Each record below must be returned exactly as shown.

INFORMATION PROVIDED:
=======
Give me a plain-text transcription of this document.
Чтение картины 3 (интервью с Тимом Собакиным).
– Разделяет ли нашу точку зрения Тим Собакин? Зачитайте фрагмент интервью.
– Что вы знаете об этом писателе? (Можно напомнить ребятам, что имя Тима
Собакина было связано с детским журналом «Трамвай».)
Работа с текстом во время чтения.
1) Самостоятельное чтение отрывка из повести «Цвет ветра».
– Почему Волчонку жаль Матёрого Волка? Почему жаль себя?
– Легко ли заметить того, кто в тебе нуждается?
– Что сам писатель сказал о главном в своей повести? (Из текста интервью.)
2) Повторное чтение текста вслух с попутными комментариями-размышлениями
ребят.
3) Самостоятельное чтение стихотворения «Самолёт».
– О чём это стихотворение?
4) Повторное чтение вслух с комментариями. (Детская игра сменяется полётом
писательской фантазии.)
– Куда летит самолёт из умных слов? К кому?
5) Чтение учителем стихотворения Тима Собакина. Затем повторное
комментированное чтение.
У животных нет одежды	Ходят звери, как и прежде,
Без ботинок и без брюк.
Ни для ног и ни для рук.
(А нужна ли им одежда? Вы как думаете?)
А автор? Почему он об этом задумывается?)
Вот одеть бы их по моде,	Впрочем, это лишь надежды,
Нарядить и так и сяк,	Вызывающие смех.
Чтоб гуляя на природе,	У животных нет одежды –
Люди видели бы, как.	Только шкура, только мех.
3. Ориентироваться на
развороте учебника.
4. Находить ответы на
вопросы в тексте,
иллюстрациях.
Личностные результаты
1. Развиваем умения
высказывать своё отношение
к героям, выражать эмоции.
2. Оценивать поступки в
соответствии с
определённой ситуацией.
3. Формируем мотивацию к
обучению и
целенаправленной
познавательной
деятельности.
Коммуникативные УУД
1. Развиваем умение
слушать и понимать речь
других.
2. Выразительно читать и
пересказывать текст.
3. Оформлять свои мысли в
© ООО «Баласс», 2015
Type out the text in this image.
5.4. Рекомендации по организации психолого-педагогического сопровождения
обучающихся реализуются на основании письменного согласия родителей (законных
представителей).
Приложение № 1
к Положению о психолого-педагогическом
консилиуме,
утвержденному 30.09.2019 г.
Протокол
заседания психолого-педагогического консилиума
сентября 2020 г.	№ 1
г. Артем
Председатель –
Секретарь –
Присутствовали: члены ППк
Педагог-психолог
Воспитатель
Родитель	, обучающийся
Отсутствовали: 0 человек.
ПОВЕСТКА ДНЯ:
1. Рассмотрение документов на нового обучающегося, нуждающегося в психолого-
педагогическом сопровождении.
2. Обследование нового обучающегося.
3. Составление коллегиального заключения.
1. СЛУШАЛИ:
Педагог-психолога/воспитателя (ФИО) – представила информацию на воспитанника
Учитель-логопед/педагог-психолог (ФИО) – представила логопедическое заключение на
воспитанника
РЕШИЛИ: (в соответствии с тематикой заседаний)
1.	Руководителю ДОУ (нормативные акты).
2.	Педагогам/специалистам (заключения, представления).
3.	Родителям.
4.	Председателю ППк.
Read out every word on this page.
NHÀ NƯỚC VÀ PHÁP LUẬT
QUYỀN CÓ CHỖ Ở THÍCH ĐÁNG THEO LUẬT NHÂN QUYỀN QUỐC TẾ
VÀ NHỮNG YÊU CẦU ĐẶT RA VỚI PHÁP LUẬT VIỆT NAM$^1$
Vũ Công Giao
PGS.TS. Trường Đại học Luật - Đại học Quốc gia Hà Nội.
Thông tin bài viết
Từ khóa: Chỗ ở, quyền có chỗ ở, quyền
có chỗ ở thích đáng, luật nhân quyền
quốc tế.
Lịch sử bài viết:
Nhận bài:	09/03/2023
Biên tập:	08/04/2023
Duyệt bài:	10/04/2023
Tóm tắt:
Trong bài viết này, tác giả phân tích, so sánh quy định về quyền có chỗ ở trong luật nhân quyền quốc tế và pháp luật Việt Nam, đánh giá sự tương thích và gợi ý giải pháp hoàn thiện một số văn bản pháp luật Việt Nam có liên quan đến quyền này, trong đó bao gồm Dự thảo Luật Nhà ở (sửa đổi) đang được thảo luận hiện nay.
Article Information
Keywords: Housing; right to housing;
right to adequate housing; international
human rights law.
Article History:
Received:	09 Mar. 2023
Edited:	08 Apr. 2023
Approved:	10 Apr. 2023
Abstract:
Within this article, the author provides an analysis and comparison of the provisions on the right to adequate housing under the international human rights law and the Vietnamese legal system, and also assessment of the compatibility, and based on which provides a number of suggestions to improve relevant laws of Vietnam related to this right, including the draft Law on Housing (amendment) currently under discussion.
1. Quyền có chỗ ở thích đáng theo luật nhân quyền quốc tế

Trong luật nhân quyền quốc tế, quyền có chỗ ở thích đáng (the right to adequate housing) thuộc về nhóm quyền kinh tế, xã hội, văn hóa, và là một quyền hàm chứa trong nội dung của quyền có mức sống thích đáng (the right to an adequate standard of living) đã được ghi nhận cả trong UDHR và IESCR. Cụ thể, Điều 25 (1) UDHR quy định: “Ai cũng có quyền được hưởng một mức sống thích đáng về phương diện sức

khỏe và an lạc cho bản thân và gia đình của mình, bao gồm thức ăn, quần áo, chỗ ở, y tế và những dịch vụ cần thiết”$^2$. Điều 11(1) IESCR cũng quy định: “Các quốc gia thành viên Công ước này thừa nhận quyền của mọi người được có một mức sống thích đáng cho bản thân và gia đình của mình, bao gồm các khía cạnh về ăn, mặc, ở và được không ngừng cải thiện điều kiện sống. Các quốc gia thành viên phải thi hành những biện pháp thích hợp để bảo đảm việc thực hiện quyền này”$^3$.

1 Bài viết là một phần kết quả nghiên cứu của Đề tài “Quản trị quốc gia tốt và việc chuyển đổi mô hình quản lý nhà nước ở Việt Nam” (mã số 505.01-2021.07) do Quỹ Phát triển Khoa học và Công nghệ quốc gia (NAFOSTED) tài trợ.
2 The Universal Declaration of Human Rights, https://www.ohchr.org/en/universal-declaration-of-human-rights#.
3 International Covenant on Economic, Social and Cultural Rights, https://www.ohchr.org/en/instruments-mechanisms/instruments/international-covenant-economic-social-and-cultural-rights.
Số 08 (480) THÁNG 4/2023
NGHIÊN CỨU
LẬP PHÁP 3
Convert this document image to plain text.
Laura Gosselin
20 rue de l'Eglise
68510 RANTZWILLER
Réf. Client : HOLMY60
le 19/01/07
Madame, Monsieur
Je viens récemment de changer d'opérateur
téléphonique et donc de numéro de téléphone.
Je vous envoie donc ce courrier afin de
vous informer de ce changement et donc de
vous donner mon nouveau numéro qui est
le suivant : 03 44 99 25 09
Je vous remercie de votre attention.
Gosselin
=======
RESPONSE TO THIS TASK:
Give me a plain-text transcription of this document.
Чтение картины 3 (интервью с Тимом Собакиным).
– Разделяет ли нашу точку зрения Тим Собакин? Зачитайте фрагмент интервью.
– Что вы знаете об этом писателе? (Можно напомнить ребятам, что имя Тима
Собакина было связано с детским журналом «Трамвай».)
Работа с текстом во время чтения.
1) Самостоятельное чтение отрывка из повести «Цвет ветра».
– Почему Волчонку жаль Матёрого Волка? Почему жаль себя?
– Легко ли заметить того, кто в тебе нуждается?
– Что сам писатель сказал о главном в своей повести? (Из текста интервью.)
2) Повторное чтение текста вслух с попутными комментариями-размышлениями
ребят.
3) Самостоятельное чтение стихотворения «Самолёт».
– О чём это стихотворение?
4) Повторное чтение вслух с комментариями. (Детская игра сменяется полётом
писательской фантазии.)
– Куда летит самолёт из умных слов? К кому?
5) Чтение учителем стихотворения Тима Собакина. Затем повторное
комментированное чтение.
У животных нет одежды	Ходят звери, как и прежде,
Без ботинок и без брюк.
Ни для ног и ни для рук.
(А нужна ли им одежда? Вы как думаете?)
А автор? Почему он об этом задумывается?)
Вот одеть бы их по моде,	Впрочем, это лишь надежды,
Нарядить и так и сяк,	Вызывающие смех.
Чтоб гуляя на природе,	У животных нет одежды –
Люди видели бы, как.	Только шкура, только мех.
3. Ориентироваться на
развороте учебника.
4. Находить ответы на
вопросы в тексте,
иллюстрациях.
Личностные результаты
1. Развиваем умения
высказывать своё отношение
к героям, выражать эмоции.
2. Оценивать поступки в
соответствии с
определённой ситуацией.
3. Формируем мотивацию к
обучению и
целенаправленной
познавательной
деятельности.
Коммуникативные УУД
1. Развиваем умение
слушать и понимать речь
других.
2. Выразительно читать и
пересказывать текст.
3. Оформлять свои мысли в
© ООО «Баласс», 2015
Type out the text in this image.
5.4. Рекомендации по организации психолого-педагогического сопровождения
обучающихся реализуются на основании письменного согласия родителей (законных
представителей).
Приложение № 1
к Положению о психолого-педагогическом
консилиуме,
утвержденному 30.09.2019 г.
Протокол
заседания психолого-педагогического консилиума
сентября 2020 г.	№ 1
г. Артем
Председатель –
Секретарь –
Присутствовали: члены ППк
Педагог-психолог
Воспитатель
Родитель	, обучающийся
Отсутствовали: 0 человек.
ПОВЕСТКА ДНЯ:
1. Рассмотрение документов на нового обучающегося, нуждающегося в психолого-
педагогическом сопровождении.
2. Обследование нового обучающегося.
3. Составление коллегиального заключения.
1. СЛУШАЛИ:
Педагог-психолога/воспитателя (ФИО) – представила информацию на воспитанника
Учитель-логопед/педагог-психолог (ФИО) – представила логопедическое заключение на
воспитанника
РЕШИЛИ: (в соответствии с тематикой заседаний)
1.	Руководителю ДОУ (нормативные акты).
2.	Педагогам/специалистам (заключения, представления).
3.	Родителям.
4.	Председателю ППк.
Read out every word on this page.
NHÀ NƯỚC VÀ PHÁP LUẬT
QUYỀN CÓ CHỖ Ở THÍCH ĐÁNG THEO LUẬT NHÂN QUYỀN QUỐC TẾ
VÀ NHỮNG YÊU CẦU ĐẶT RA VỚI PHÁP LUẬT VIỆT NAM$^1$
Vũ Công Giao
PGS.TS. Trường Đại học Luật - Đại học Quốc gia Hà Nội.
Thông tin bài viết
Từ khóa: Chỗ ở, quyền có chỗ ở, quyền
có chỗ ở thích đáng, luật nhân quyền
quốc tế.
Lịch sử bài viết:
Nhận bài:	09/03/2023
Biên tập:	08/04/2023
Duyệt bài:	10/04/2023
Tóm tắt:
Trong bài viết này, tác giả phân tích, so sánh quy định về quyền có chỗ ở trong luật nhân quyền quốc tế và pháp luật Việt Nam, đánh giá sự tương thích và gợi ý giải pháp hoàn thiện một số văn bản pháp luật Việt Nam có liên quan đến quyền này, trong đó bao gồm Dự thảo Luật Nhà ở (sửa đổi) đang được thảo luận hiện nay.
Article Information
Keywords: Housing; right to housing;
right to adequate housing; international
human rights law.
Article History:
Received:	09 Mar. 2023
Edited:	08 Apr. 2023
Approved:	10 Apr. 2023
Abstract:
Within this article, the author provides an analysis and comparison of the provisions on the right to adequate housing under the international human rights law and the Vietnamese legal system, and also assessment of the compatibility, and based on which provides a number of suggestions to improve relevant laws of Vietnam related to this right, including the draft Law on Housing (amendment) currently under discussion.
1. Quyền có chỗ ở thích đáng theo luật nhân quyền quốc tế

Trong luật nhân quyền quốc tế, quyền có chỗ ở thích đáng (the right to adequate housing) thuộc về nhóm quyền kinh tế, xã hội, văn hóa, và là một quyền hàm chứa trong nội dung của quyền có mức sống thích đáng (the right to an adequate standard of living) đã được ghi nhận cả trong UDHR và IESCR. Cụ thể, Điều 25 (1) UDHR quy định: “Ai cũng có quyền được hưởng một mức sống thích đáng về phương diện sức

khỏe và an lạc cho bản thân và gia đình của mình, bao gồm thức ăn, quần áo, chỗ ở, y tế và những dịch vụ cần thiết”$^2$. Điều 11(1) IESCR cũng quy định: “Các quốc gia thành viên Công ước này thừa nhận quyền của mọi người được có một mức sống thích đáng cho bản thân và gia đình của mình, bao gồm các khía cạnh về ăn, mặc, ở và được không ngừng cải thiện điều kiện sống. Các quốc gia thành viên phải thi hành những biện pháp thích hợp để bảo đảm việc thực hiện quyền này”$^3$.

1 Bài viết là một phần kết quả nghiên cứu của Đề tài “Quản trị quốc gia tốt và việc chuyển đổi mô hình quản lý nhà nước ở Việt Nam” (mã số 505.01-2021.07) do Quỹ Phát triển Khoa học và Công nghệ quốc gia (NAFOSTED) tài trợ.
2 The Universal Declaration of Human Rights, https://www.ohchr.org/en/universal-declaration-of-human-rights#.
3 International Covenant on Economic, Social and Cultural Rights, https://www.ohchr.org/en/instruments-mechanisms/instruments/international-covenant-economic-social-and-cultural-rights.
Số 08 (480) THÁNG 4/2023
NGHIÊN CỨU
LẬP PHÁP 3
Convert this document image to plain text.
Laura Gosselin
20 rue de l'Eglise
68510 RANTZWILLER
Réf. Client : HOLMY60
le 19/01/07
Madame, Monsieur
Je viens récemment de changer d'opérateur
téléphonique et donc de numéro de téléphone.
Je vous envoie donc ce courrier afin de
vous informer de ce changement et donc de
vous donner mon nouveau numéro qui est
le suivant : 03 44 99 25 09
Je vous remercie de votre attention.
Gosselin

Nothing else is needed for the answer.